*YOUR GOAL*
Gather all lines with the word "this" in them.

Raw records
= = = =

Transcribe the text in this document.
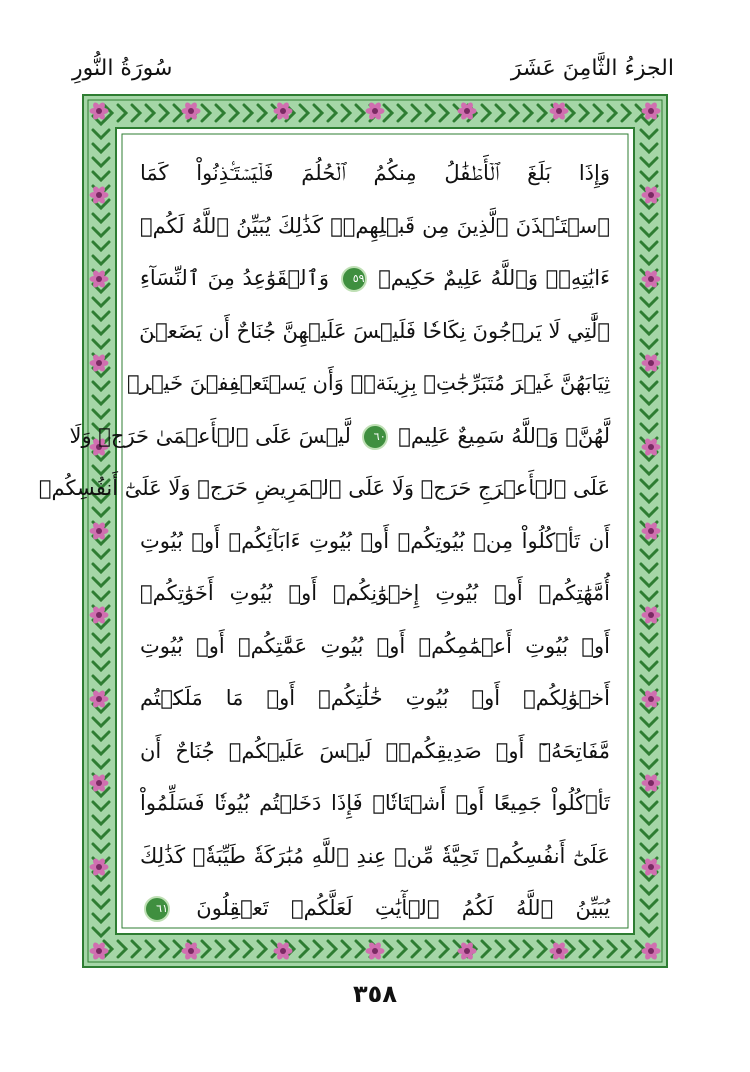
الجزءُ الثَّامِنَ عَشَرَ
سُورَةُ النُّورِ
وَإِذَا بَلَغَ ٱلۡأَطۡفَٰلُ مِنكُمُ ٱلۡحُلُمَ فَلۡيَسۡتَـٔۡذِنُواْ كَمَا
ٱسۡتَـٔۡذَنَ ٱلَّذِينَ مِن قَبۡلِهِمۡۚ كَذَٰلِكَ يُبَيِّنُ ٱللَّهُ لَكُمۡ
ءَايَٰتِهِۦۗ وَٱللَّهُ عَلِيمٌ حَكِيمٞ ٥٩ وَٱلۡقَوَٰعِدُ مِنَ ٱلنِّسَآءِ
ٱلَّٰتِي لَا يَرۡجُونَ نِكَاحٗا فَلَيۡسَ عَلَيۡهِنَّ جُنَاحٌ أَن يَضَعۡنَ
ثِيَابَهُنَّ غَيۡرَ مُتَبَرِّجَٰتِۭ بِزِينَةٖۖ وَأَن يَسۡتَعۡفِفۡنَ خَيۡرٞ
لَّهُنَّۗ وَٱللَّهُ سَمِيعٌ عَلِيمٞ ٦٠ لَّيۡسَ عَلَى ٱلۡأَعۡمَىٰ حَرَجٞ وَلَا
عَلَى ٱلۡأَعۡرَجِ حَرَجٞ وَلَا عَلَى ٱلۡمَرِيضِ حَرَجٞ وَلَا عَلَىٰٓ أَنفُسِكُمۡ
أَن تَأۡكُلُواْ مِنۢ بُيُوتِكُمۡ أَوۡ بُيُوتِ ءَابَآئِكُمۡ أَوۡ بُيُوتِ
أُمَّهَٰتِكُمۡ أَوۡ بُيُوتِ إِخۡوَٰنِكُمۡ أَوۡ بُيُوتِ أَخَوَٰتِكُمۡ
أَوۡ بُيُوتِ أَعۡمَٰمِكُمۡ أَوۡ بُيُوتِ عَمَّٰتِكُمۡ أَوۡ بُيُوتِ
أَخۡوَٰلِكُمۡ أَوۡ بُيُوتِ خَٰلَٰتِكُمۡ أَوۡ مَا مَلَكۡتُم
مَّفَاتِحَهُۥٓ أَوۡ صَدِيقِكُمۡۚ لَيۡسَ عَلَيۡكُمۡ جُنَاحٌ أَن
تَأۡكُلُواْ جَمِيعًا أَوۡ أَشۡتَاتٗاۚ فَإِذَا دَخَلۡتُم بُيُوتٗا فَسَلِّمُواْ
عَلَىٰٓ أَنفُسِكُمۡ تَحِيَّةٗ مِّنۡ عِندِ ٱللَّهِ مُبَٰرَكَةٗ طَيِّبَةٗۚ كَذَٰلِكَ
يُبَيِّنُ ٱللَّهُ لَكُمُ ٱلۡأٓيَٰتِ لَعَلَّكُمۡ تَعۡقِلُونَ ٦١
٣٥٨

= = = =

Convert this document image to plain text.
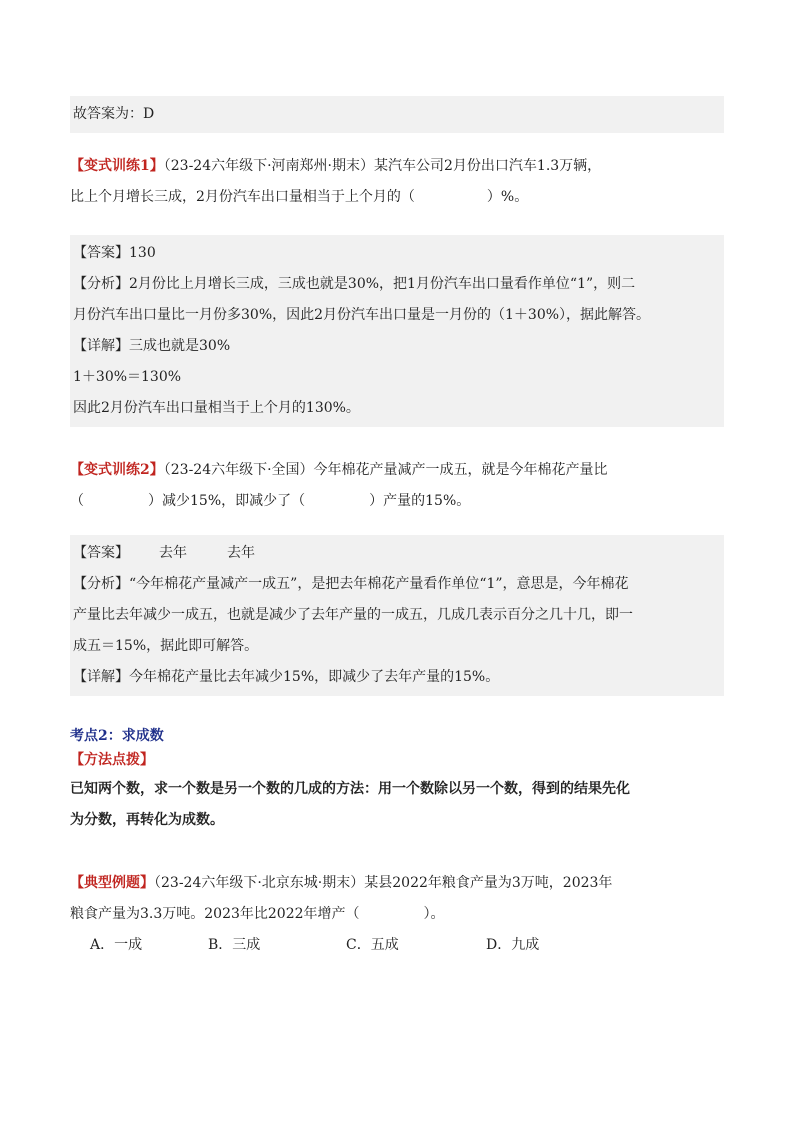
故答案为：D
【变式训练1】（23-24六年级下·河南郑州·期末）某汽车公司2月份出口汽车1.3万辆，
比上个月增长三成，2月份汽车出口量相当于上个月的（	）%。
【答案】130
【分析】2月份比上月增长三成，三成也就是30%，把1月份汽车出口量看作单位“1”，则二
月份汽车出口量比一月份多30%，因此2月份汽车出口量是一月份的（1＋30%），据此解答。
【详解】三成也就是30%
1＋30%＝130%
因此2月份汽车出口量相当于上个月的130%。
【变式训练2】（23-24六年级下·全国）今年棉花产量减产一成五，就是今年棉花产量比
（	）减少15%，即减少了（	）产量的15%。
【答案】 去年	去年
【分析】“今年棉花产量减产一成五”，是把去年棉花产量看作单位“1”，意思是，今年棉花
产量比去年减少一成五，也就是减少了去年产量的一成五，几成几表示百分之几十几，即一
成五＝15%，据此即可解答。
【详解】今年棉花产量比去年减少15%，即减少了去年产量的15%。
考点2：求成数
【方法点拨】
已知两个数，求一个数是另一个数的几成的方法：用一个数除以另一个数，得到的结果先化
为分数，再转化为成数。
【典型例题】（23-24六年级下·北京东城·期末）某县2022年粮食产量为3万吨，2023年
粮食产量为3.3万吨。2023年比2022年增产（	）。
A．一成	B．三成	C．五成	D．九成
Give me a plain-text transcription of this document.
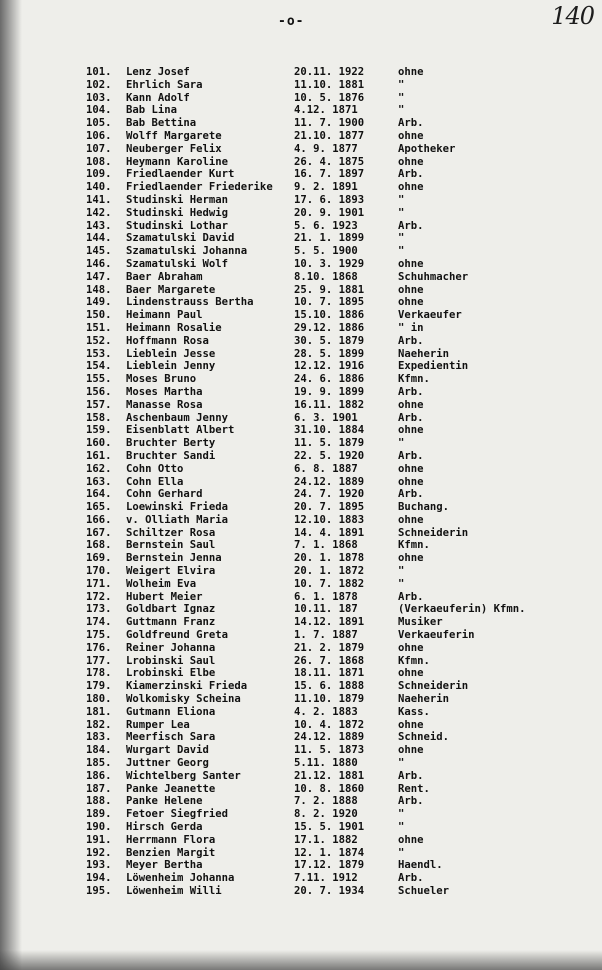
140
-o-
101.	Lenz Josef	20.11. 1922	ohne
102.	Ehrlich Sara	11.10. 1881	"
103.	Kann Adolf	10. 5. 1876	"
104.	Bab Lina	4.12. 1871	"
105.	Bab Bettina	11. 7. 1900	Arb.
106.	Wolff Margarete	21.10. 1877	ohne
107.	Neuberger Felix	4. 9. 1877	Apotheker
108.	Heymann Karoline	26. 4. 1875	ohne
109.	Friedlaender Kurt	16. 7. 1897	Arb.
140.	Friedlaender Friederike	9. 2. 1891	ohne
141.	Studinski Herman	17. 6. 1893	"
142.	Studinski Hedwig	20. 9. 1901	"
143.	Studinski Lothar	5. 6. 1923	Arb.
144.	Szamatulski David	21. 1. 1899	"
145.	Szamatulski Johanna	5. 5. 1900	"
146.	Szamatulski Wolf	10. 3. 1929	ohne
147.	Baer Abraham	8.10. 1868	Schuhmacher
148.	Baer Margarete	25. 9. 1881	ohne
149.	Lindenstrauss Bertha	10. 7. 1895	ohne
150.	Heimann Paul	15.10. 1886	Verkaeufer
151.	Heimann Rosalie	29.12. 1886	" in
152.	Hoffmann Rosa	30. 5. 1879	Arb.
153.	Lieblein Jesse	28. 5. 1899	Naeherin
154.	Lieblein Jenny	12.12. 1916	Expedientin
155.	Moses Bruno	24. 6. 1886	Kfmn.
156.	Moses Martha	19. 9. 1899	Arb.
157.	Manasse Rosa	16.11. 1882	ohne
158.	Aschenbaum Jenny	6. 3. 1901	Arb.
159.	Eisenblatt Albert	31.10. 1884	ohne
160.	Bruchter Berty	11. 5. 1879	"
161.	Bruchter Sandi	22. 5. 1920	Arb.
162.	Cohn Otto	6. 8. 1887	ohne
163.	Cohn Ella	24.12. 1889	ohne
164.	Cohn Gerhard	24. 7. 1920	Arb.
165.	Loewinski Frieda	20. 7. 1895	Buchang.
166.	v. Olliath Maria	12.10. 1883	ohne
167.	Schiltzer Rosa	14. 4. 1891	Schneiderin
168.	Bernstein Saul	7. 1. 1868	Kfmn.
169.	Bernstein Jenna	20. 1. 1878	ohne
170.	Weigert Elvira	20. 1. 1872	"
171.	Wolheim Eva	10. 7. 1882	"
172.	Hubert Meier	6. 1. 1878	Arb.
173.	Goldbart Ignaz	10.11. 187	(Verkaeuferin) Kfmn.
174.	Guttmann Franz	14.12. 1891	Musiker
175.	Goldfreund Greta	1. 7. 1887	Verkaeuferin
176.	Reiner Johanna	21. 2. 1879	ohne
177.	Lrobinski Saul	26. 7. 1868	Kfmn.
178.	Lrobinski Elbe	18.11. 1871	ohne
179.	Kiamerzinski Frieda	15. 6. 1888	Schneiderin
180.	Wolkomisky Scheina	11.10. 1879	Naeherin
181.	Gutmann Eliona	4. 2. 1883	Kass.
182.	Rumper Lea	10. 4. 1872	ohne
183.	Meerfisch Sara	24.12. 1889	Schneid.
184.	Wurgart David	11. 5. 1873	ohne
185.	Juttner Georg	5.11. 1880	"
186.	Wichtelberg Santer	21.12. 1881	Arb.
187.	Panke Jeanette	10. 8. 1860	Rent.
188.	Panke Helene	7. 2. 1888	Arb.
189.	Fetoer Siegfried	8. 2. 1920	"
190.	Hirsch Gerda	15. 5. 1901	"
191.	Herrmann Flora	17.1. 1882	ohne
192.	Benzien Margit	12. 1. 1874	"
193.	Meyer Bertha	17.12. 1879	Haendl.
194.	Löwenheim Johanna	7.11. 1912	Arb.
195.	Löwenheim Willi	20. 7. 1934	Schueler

= = = =

*THE REPLY*
Transcribe the text in this document.
Convert this document image to plain text.
Give me a plain-text transcription of this document.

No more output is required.